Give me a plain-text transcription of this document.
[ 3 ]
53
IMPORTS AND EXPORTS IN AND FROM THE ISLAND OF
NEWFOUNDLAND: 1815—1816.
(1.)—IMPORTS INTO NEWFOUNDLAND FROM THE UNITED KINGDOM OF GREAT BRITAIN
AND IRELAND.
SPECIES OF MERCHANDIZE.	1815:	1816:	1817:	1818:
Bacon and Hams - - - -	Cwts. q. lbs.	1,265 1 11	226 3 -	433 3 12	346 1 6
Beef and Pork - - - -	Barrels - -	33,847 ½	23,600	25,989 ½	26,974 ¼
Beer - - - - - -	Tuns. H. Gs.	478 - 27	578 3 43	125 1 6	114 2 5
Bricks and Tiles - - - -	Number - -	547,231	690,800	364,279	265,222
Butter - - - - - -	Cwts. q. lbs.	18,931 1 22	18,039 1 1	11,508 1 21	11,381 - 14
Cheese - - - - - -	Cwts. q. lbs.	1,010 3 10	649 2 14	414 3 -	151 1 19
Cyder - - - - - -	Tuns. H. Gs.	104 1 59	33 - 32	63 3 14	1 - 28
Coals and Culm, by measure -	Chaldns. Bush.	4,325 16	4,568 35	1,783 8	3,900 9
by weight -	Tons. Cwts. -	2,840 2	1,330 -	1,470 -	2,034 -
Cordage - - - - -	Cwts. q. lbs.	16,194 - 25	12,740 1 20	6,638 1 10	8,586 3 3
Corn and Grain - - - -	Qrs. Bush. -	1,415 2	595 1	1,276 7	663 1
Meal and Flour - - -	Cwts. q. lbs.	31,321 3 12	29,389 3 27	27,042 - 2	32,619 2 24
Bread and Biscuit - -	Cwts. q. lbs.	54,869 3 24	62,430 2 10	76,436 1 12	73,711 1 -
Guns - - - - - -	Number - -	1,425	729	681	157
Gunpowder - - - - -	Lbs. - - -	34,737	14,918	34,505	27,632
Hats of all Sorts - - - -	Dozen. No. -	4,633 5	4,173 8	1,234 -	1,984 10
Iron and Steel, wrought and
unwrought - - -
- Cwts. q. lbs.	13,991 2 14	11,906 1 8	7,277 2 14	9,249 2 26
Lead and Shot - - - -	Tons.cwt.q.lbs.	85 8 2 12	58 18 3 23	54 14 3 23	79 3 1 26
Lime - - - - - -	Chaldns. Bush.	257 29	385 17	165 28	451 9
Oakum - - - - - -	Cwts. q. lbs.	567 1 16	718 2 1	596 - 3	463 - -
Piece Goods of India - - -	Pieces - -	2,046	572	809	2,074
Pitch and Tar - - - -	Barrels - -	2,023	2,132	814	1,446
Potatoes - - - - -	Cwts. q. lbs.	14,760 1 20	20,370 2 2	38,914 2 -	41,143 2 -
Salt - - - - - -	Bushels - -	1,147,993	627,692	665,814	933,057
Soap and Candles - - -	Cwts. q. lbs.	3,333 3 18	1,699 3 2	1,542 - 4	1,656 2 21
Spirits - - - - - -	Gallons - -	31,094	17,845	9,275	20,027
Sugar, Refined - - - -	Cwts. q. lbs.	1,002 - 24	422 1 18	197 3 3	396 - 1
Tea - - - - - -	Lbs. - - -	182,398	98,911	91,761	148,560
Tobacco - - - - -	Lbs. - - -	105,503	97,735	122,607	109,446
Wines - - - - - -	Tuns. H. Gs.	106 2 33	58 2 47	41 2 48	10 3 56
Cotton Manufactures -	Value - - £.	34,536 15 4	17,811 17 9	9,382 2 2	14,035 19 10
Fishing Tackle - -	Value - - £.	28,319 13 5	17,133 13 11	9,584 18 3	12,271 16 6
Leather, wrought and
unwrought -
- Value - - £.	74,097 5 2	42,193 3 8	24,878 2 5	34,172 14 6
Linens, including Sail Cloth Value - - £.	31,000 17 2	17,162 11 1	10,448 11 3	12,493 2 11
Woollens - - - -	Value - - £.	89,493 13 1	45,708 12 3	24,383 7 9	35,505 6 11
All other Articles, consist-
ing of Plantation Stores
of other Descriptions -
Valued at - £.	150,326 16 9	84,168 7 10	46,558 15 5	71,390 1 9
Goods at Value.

* Written task: Using the data above, reproduce every line exactly.

* Reply to the exercise:
Give me a plain-text transcription of this document.
[ 3 ]
53
IMPORTS AND EXPORTS IN AND FROM THE ISLAND OF
NEWFOUNDLAND: 1815—1816.
(1.)—IMPORTS INTO NEWFOUNDLAND FROM THE UNITED KINGDOM OF GREAT BRITAIN
AND IRELAND.
SPECIES OF MERCHANDIZE.	1815:	1816:	1817:	1818:
Bacon and Hams - - - -	Cwts. q. lbs.	1,265 1 11	226 3 -	433 3 12	346 1 6
Beef and Pork - - - -	Barrels - -	33,847 ½	23,600	25,989 ½	26,974 ¼
Beer - - - - - -	Tuns. H. Gs.	478 - 27	578 3 43	125 1 6	114 2 5
Bricks and Tiles - - - -	Number - -	547,231	690,800	364,279	265,222
Butter - - - - - -	Cwts. q. lbs.	18,931 1 22	18,039 1 1	11,508 1 21	11,381 - 14
Cheese - - - - - -	Cwts. q. lbs.	1,010 3 10	649 2 14	414 3 -	151 1 19
Cyder - - - - - -	Tuns. H. Gs.	104 1 59	33 - 32	63 3 14	1 - 28
Coals and Culm, by measure -	Chaldns. Bush.	4,325 16	4,568 35	1,783 8	3,900 9
by weight -	Tons. Cwts. -	2,840 2	1,330 -	1,470 -	2,034 -
Cordage - - - - -	Cwts. q. lbs.	16,194 - 25	12,740 1 20	6,638 1 10	8,586 3 3
Corn and Grain - - - -	Qrs. Bush. -	1,415 2	595 1	1,276 7	663 1
Meal and Flour - - -	Cwts. q. lbs.	31,321 3 12	29,389 3 27	27,042 - 2	32,619 2 24
Bread and Biscuit - -	Cwts. q. lbs.	54,869 3 24	62,430 2 10	76,436 1 12	73,711 1 -
Guns - - - - - -	Number - -	1,425	729	681	157
Gunpowder - - - - -	Lbs. - - -	34,737	14,918	34,505	27,632
Hats of all Sorts - - - -	Dozen. No. -	4,633 5	4,173 8	1,234 -	1,984 10
Iron and Steel, wrought and
unwrought - - -
- Cwts. q. lbs.	13,991 2 14	11,906 1 8	7,277 2 14	9,249 2 26
Lead and Shot - - - -	Tons.cwt.q.lbs.	85 8 2 12	58 18 3 23	54 14 3 23	79 3 1 26
Lime - - - - - -	Chaldns. Bush.	257 29	385 17	165 28	451 9
Oakum - - - - - -	Cwts. q. lbs.	567 1 16	718 2 1	596 - 3	463 - -
Piece Goods of India - - -	Pieces - -	2,046	572	809	2,074
Pitch and Tar - - - -	Barrels - -	2,023	2,132	814	1,446
Potatoes - - - - -	Cwts. q. lbs.	14,760 1 20	20,370 2 2	38,914 2 -	41,143 2 -
Salt - - - - - -	Bushels - -	1,147,993	627,692	665,814	933,057
Soap and Candles - - -	Cwts. q. lbs.	3,333 3 18	1,699 3 2	1,542 - 4	1,656 2 21
Spirits - - - - - -	Gallons - -	31,094	17,845	9,275	20,027
Sugar, Refined - - - -	Cwts. q. lbs.	1,002 - 24	422 1 18	197 3 3	396 - 1
Tea - - - - - -	Lbs. - - -	182,398	98,911	91,761	148,560
Tobacco - - - - -	Lbs. - - -	105,503	97,735	122,607	109,446
Wines - - - - - -	Tuns. H. Gs.	106 2 33	58 2 47	41 2 48	10 3 56
Cotton Manufactures -	Value - - £.	34,536 15 4	17,811 17 9	9,382 2 2	14,035 19 10
Fishing Tackle - -	Value - - £.	28,319 13 5	17,133 13 11	9,584 18 3	12,271 16 6
Leather, wrought and
unwrought -
- Value - - £.	74,097 5 2	42,193 3 8	24,878 2 5	34,172 14 6
Linens, including Sail Cloth Value - - £.	31,000 17 2	17,162 11 1	10,448 11 3	12,493 2 11
Woollens - - - -	Value - - £.	89,493 13 1	45,708 12 3	24,383 7 9	35,505 6 11
All other Articles, consist-
ing of Plantation Stores
of other Descriptions -
Valued at - £.	150,326 16 9	84,168 7 10	46,558 15 5	71,390 1 9
Goods at Value.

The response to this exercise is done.